• [INFORMATION GIVEN]:
****
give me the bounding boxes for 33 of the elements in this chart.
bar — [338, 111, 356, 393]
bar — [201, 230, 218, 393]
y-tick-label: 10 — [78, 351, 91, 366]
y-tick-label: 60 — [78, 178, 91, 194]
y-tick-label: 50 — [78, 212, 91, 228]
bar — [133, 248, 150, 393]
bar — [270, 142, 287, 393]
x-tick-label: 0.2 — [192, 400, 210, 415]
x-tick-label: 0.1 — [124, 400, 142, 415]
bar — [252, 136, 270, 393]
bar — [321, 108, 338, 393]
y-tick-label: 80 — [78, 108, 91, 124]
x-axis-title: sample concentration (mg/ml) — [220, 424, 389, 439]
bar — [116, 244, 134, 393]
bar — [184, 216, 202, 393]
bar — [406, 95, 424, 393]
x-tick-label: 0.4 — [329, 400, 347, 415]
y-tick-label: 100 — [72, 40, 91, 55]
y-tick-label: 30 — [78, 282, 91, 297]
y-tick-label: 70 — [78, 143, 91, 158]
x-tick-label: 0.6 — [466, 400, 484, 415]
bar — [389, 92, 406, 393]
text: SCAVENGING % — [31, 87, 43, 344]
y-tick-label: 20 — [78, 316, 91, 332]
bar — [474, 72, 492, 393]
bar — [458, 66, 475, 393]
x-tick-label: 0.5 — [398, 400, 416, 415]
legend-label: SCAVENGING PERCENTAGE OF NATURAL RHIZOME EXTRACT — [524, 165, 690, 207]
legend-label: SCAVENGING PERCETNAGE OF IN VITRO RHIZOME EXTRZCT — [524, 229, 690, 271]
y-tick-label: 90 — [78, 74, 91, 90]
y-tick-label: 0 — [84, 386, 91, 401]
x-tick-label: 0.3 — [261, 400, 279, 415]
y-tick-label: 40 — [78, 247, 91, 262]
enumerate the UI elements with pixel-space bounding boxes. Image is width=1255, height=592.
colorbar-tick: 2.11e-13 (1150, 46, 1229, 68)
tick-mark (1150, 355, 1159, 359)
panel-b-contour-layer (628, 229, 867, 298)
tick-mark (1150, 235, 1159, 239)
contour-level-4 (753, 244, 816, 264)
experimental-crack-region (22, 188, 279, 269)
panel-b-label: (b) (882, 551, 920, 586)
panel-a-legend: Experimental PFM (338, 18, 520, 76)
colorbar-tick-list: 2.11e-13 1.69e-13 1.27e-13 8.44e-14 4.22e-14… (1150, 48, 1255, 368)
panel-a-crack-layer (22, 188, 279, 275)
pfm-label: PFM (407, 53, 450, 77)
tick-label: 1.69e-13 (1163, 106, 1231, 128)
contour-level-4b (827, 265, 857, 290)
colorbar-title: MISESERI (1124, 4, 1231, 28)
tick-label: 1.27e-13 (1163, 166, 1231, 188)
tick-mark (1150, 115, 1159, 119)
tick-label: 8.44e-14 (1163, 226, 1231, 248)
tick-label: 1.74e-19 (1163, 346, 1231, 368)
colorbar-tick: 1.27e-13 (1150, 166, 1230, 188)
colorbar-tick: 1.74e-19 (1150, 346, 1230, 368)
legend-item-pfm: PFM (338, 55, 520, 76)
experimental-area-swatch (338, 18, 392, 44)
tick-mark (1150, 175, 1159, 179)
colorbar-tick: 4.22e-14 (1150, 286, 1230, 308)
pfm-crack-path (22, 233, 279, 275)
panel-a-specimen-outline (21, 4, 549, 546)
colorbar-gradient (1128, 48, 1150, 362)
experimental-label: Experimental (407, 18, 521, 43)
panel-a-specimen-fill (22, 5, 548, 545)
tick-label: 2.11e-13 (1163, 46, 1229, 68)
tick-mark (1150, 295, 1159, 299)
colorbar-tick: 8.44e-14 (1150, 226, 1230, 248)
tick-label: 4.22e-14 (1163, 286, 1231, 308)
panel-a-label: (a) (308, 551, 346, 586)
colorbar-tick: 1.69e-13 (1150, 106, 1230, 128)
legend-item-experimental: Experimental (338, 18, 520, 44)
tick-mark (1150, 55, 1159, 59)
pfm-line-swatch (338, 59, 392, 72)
****
• [EXERCISE INSTRUCTIONS]: Turn every one of the lines above into a numbered list, omitting any blank lines.

• [TASK RESULT]:
1. give me the bounding boxes for 33 of the elements in this chart.
2. bar — [338, 111, 356, 393]
3. bar — [201, 230, 218, 393]
4. y-tick-label: 10 — [78, 351, 91, 366]
5. y-tick-label: 60 — [78, 178, 91, 194]
6. y-tick-label: 50 — [78, 212, 91, 228]
7. bar — [133, 248, 150, 393]
8. bar — [270, 142, 287, 393]
9. x-tick-label: 0.2 — [192, 400, 210, 415]
10. x-tick-label: 0.1 — [124, 400, 142, 415]
11. bar — [252, 136, 270, 393]
12. bar — [321, 108, 338, 393]
13. y-tick-label: 80 — [78, 108, 91, 124]
14. x-axis-title: sample concentration (mg/ml) — [220, 424, 389, 439]
15. bar — [116, 244, 134, 393]
16. bar — [184, 216, 202, 393]
17. bar — [406, 95, 424, 393]
18. x-tick-label: 0.4 — [329, 400, 347, 415]
19. y-tick-label: 100 — [72, 40, 91, 55]
20. y-tick-label: 30 — [78, 282, 91, 297]
21. y-tick-label: 70 — [78, 143, 91, 158]
22. x-tick-label: 0.6 — [466, 400, 484, 415]
23. bar — [389, 92, 406, 393]
24. text: SCAVENGING % — [31, 87, 43, 344]
25. y-tick-label: 20 — [78, 316, 91, 332]
26. bar — [474, 72, 492, 393]
27. bar — [458, 66, 475, 393]
28. x-tick-label: 0.5 — [398, 400, 416, 415]
29. legend-label: SCAVENGING PERCENTAGE OF NATURAL RHIZOME EXTRACT — [524, 165, 690, 207]
30. legend-label: SCAVENGING PERCETNAGE OF IN VITRO RHIZOME EXTRZCT — [524, 229, 690, 271]
31. y-tick-label: 90 — [78, 74, 91, 90]
32. y-tick-label: 0 — [84, 386, 91, 401]
33. x-tick-label: 0.3 — [261, 400, 279, 415]
34. y-tick-label: 40 — [78, 247, 91, 262]
35. enumerate the UI elements with pixel-space bounding boxes. Image is width=1255, height=592.
36. colorbar-tick: 2.11e-13 (1150, 46, 1229, 68)
37. tick-mark (1150, 355, 1159, 359)
38. panel-b-contour-layer (628, 229, 867, 298)
39. tick-mark (1150, 235, 1159, 239)
40. contour-level-4 (753, 244, 816, 264)
41. experimental-crack-region (22, 188, 279, 269)
42. panel-b-label: (b) (882, 551, 920, 586)
43. panel-a-legend: Experimental PFM (338, 18, 520, 76)
44. colorbar-tick-list: 2.11e-13 1.69e-13 1.27e-13 8.44e-14 4.22e-14… (1150, 48, 1255, 368)
45. panel-a-crack-layer (22, 188, 279, 275)
46. pfm-label: PFM (407, 53, 450, 77)
47. tick-label: 1.69e-13 (1163, 106, 1231, 128)
48. contour-level-4b (827, 265, 857, 290)
49. colorbar-title: MISESERI (1124, 4, 1231, 28)
50. tick-label: 1.27e-13 (1163, 166, 1231, 188)
51. tick-mark (1150, 115, 1159, 119)
52. tick-label: 8.44e-14 (1163, 226, 1231, 248)
53. tick-label: 1.74e-19 (1163, 346, 1231, 368)
54. colorbar-tick: 1.27e-13 (1150, 166, 1230, 188)
55. colorbar-tick: 1.74e-19 (1150, 346, 1230, 368)
56. legend-item-pfm: PFM (338, 55, 520, 76)
57. experimental-area-swatch (338, 18, 392, 44)
58. tick-mark (1150, 175, 1159, 179)
59. colorbar-tick: 4.22e-14 (1150, 286, 1230, 308)
60. pfm-crack-path (22, 233, 279, 275)
61. panel-a-specimen-outline (21, 4, 549, 546)
62. colorbar-gradient (1128, 48, 1150, 362)
63. experimental-label: Experimental (407, 18, 521, 43)
64. panel-a-specimen-fill (22, 5, 548, 545)
65. tick-label: 2.11e-13 (1163, 46, 1229, 68)
66. tick-mark (1150, 295, 1159, 299)
67. colorbar-tick: 8.44e-14 (1150, 226, 1230, 248)
68. tick-label: 4.22e-14 (1163, 286, 1231, 308)
69. panel-a-label: (a) (308, 551, 346, 586)
70. colorbar-tick: 1.69e-13 (1150, 106, 1230, 128)
71. legend-item-experimental: Experimental (338, 18, 520, 44)
72. tick-mark (1150, 55, 1159, 59)
73. pfm-line-swatch (338, 59, 392, 72)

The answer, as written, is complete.